**Material for this task**
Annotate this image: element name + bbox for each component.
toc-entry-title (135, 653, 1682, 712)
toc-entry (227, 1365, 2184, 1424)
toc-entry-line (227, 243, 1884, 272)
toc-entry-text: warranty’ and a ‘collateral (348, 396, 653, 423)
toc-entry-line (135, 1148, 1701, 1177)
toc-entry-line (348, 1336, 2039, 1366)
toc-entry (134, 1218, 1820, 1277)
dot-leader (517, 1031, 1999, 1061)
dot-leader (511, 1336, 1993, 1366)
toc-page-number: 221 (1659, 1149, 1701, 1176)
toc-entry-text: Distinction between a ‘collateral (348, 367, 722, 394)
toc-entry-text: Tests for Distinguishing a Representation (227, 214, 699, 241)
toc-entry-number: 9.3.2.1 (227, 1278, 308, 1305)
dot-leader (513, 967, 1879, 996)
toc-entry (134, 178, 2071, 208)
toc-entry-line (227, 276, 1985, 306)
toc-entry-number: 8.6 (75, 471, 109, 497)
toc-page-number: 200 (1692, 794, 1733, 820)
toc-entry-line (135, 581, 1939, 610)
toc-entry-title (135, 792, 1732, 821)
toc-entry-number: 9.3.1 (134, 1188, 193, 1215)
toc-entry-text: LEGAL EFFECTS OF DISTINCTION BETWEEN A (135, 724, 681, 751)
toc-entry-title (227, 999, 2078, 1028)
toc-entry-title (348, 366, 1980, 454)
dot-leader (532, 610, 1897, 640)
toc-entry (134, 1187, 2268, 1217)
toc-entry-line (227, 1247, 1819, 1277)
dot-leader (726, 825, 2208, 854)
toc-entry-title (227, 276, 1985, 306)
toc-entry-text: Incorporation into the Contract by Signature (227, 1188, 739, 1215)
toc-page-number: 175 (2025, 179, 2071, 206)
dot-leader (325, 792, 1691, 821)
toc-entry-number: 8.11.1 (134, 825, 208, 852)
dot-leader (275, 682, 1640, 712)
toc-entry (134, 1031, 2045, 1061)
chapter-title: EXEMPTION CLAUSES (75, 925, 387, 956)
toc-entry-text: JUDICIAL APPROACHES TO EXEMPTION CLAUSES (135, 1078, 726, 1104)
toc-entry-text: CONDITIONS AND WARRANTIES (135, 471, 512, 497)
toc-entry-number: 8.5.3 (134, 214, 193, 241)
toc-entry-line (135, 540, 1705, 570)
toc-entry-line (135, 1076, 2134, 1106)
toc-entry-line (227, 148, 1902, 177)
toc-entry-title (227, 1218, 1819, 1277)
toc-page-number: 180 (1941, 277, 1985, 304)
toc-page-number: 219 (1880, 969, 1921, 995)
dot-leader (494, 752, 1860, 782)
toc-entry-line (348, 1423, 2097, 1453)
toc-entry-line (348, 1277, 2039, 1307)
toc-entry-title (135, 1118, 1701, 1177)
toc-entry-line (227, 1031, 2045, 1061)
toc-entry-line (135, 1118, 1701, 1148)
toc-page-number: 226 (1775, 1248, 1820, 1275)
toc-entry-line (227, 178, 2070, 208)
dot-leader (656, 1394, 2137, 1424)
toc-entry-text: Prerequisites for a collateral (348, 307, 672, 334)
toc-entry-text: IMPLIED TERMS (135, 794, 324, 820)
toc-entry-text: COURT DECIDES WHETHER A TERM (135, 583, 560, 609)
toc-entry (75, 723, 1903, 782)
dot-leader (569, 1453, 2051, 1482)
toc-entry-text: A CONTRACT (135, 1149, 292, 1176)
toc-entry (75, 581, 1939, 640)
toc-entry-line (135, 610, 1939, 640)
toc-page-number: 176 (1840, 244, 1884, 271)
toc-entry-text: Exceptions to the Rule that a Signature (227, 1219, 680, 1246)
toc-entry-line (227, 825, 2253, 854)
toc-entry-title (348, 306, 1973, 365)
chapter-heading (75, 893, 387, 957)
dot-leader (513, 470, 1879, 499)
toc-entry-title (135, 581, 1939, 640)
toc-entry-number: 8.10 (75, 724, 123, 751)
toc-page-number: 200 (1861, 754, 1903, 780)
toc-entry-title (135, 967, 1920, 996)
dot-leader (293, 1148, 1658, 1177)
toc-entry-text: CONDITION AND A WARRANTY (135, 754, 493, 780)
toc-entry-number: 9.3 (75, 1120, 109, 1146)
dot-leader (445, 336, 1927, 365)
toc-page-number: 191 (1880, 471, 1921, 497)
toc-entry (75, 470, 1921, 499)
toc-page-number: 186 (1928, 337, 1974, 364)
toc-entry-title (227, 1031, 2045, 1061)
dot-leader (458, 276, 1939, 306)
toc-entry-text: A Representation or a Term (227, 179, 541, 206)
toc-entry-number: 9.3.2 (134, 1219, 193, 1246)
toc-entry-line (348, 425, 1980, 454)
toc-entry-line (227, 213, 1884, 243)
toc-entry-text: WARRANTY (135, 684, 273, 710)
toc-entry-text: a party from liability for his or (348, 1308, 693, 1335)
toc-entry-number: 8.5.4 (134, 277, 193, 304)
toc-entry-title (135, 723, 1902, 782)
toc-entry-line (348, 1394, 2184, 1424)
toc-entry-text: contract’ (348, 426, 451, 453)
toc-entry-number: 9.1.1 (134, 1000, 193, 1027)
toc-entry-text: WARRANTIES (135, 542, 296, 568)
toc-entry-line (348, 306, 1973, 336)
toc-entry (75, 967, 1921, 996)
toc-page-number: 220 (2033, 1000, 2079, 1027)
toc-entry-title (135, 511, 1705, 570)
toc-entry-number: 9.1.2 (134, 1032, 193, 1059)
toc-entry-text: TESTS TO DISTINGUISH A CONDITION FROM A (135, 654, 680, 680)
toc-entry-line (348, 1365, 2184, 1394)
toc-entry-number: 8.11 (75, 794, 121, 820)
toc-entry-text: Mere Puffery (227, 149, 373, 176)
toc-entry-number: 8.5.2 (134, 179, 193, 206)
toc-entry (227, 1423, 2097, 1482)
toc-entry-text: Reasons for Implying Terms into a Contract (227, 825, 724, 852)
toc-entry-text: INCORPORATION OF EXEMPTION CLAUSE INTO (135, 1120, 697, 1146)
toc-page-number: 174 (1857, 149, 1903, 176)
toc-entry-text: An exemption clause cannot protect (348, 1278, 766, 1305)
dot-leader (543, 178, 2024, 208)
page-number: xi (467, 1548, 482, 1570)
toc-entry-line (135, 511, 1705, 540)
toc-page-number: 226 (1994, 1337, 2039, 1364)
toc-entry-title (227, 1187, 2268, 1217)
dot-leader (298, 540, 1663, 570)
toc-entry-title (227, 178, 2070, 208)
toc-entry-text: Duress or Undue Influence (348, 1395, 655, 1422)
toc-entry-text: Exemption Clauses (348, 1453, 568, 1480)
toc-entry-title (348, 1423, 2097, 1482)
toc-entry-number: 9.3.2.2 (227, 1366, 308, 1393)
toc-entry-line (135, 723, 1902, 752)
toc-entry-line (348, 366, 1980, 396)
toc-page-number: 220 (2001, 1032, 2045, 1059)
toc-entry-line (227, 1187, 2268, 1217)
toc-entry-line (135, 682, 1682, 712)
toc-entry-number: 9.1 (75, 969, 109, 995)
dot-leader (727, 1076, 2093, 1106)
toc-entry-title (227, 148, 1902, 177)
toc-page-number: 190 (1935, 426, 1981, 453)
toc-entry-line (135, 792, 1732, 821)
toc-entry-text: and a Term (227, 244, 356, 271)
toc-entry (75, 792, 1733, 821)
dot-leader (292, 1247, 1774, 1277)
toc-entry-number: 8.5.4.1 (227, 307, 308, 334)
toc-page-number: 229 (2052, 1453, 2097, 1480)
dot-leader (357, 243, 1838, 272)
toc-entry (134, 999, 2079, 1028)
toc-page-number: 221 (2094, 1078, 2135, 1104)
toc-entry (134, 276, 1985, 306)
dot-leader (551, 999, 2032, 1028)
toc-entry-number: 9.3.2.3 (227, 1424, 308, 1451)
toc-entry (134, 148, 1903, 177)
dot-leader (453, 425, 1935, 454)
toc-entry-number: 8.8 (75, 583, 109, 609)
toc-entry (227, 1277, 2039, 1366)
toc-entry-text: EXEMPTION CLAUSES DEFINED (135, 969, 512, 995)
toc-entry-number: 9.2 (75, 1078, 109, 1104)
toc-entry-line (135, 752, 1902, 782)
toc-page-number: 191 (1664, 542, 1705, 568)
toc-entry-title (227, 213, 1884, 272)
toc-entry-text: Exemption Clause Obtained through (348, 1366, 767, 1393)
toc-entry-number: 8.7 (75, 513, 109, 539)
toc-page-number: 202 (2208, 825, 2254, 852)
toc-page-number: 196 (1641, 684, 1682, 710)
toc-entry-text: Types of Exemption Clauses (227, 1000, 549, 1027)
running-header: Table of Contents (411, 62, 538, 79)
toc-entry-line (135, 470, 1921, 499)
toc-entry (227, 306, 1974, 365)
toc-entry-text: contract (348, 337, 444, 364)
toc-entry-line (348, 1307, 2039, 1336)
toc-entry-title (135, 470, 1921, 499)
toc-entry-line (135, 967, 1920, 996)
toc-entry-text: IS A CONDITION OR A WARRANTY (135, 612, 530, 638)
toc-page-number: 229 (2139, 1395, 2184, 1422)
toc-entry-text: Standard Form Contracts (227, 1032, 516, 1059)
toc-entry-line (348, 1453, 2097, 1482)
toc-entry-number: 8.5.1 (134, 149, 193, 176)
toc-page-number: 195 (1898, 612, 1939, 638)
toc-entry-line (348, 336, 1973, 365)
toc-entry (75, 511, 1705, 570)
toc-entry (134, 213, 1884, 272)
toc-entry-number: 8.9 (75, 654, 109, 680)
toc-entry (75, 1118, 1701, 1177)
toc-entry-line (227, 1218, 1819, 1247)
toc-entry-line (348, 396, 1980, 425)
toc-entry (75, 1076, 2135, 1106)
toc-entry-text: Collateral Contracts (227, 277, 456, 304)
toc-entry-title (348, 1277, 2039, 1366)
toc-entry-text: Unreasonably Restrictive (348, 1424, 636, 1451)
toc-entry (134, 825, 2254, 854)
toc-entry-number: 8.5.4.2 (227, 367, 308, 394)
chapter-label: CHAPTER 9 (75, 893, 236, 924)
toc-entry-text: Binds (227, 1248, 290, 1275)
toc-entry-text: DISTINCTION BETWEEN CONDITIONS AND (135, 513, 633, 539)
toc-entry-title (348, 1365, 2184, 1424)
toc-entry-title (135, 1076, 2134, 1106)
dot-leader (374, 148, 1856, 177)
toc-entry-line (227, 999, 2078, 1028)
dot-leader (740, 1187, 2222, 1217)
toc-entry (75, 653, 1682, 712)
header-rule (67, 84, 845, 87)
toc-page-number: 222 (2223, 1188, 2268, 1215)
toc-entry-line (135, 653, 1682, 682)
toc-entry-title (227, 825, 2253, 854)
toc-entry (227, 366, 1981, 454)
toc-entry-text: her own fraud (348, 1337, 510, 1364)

**Brief**
Can you recast the stretch from the start of the material through the line containing "toc-entry-number: 8.6 (75, 471, 109, 497)" as a JSON list of strings, one string per line, with blank lines left out?

**Full solution**
[
  "Annotate this image: element name + bbox for each component.",
  "toc-entry-title (135, 653, 1682, 712)",
  "toc-entry (227, 1365, 2184, 1424)",
  "toc-entry-line (227, 243, 1884, 272)",
  "toc-entry-text: warranty’ and a ‘collateral (348, 396, 653, 423)",
  "toc-entry-line (135, 1148, 1701, 1177)",
  "toc-entry-line (348, 1336, 2039, 1366)",
  "toc-entry (134, 1218, 1820, 1277)",
  "dot-leader (517, 1031, 1999, 1061)",
  "dot-leader (511, 1336, 1993, 1366)",
  "toc-page-number: 221 (1659, 1149, 1701, 1176)",
  "toc-entry-text: Distinction between a ‘collateral (348, 367, 722, 394)",
  "toc-entry-text: Tests for Distinguishing a Representation (227, 214, 699, 241)",
  "toc-entry-number: 9.3.2.1 (227, 1278, 308, 1305)",
  "dot-leader (513, 967, 1879, 996)",
  "toc-entry (134, 178, 2071, 208)",
  "toc-entry-line (227, 276, 1985, 306)",
  "toc-entry-number: 8.6 (75, 471, 109, 497)"
]